◆ **Exercise directions**: Your task is to print all of the data word for word.

◆ **Listed entries**:
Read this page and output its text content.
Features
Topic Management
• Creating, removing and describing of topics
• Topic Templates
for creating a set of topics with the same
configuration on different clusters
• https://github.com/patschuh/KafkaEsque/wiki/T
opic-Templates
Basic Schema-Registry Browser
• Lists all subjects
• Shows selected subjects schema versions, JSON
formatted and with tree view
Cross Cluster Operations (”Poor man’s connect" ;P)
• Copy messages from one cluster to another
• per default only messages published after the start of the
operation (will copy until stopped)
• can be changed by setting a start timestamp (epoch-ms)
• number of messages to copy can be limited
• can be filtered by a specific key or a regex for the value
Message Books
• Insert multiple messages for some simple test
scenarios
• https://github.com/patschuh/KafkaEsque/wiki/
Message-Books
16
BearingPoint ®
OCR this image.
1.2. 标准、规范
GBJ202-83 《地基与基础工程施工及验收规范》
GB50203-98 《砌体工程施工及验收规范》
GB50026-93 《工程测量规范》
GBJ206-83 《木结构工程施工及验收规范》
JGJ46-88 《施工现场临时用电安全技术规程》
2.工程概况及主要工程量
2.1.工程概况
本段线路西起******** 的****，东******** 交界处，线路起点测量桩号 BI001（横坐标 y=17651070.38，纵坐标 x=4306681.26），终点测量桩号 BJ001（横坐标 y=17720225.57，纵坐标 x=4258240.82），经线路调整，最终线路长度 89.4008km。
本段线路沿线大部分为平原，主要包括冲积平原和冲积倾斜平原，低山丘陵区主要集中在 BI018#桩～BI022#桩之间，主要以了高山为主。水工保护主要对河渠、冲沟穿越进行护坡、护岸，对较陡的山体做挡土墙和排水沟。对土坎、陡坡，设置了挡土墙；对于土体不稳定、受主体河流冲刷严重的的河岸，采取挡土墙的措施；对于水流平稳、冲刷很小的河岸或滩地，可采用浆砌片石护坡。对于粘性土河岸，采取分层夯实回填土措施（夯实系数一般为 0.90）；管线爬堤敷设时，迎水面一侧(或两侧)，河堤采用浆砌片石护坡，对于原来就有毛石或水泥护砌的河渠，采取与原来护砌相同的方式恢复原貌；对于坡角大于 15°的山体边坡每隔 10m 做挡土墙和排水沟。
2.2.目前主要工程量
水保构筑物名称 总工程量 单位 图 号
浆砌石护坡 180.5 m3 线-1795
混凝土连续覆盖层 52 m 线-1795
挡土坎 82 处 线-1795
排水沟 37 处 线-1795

◆ **Result**:
Read this page and output its text content.
Features
Topic Management
• Creating, removing and describing of topics
• Topic Templates
for creating a set of topics with the same
configuration on different clusters
• https://github.com/patschuh/KafkaEsque/wiki/T
opic-Templates
Basic Schema-Registry Browser
• Lists all subjects
• Shows selected subjects schema versions, JSON
formatted and with tree view
Cross Cluster Operations (”Poor man’s connect" ;P)
• Copy messages from one cluster to another
• per default only messages published after the start of the
operation (will copy until stopped)
• can be changed by setting a start timestamp (epoch-ms)
• number of messages to copy can be limited
• can be filtered by a specific key or a regex for the value
Message Books
• Insert multiple messages for some simple test
scenarios
• https://github.com/patschuh/KafkaEsque/wiki/
Message-Books
16
BearingPoint ®
OCR this image.
1.2. 标准、规范
GBJ202-83 《地基与基础工程施工及验收规范》
GB50203-98 《砌体工程施工及验收规范》
GB50026-93 《工程测量规范》
GBJ206-83 《木结构工程施工及验收规范》
JGJ46-88 《施工现场临时用电安全技术规程》
2.工程概况及主要工程量
2.1.工程概况
本段线路西起******** 的****，东******** 交界处，线路起点测量桩号 BI001（横坐标 y=17651070.38，纵坐标 x=4306681.26），终点测量桩号 BJ001（横坐标 y=17720225.57，纵坐标 x=4258240.82），经线路调整，最终线路长度 89.4008km。
本段线路沿线大部分为平原，主要包括冲积平原和冲积倾斜平原，低山丘陵区主要集中在 BI018#桩～BI022#桩之间，主要以了高山为主。水工保护主要对河渠、冲沟穿越进行护坡、护岸，对较陡的山体做挡土墙和排水沟。对土坎、陡坡，设置了挡土墙；对于土体不稳定、受主体河流冲刷严重的的河岸，采取挡土墙的措施；对于水流平稳、冲刷很小的河岸或滩地，可采用浆砌片石护坡。对于粘性土河岸，采取分层夯实回填土措施（夯实系数一般为 0.90）；管线爬堤敷设时，迎水面一侧(或两侧)，河堤采用浆砌片石护坡，对于原来就有毛石或水泥护砌的河渠，采取与原来护砌相同的方式恢复原貌；对于坡角大于 15°的山体边坡每隔 10m 做挡土墙和排水沟。
2.2.目前主要工程量
水保构筑物名称 总工程量 单位 图 号
浆砌石护坡 180.5 m3 线-1795
混凝土连续覆盖层 52 m 线-1795
挡土坎 82 处 线-1795
排水沟 37 处 线-1795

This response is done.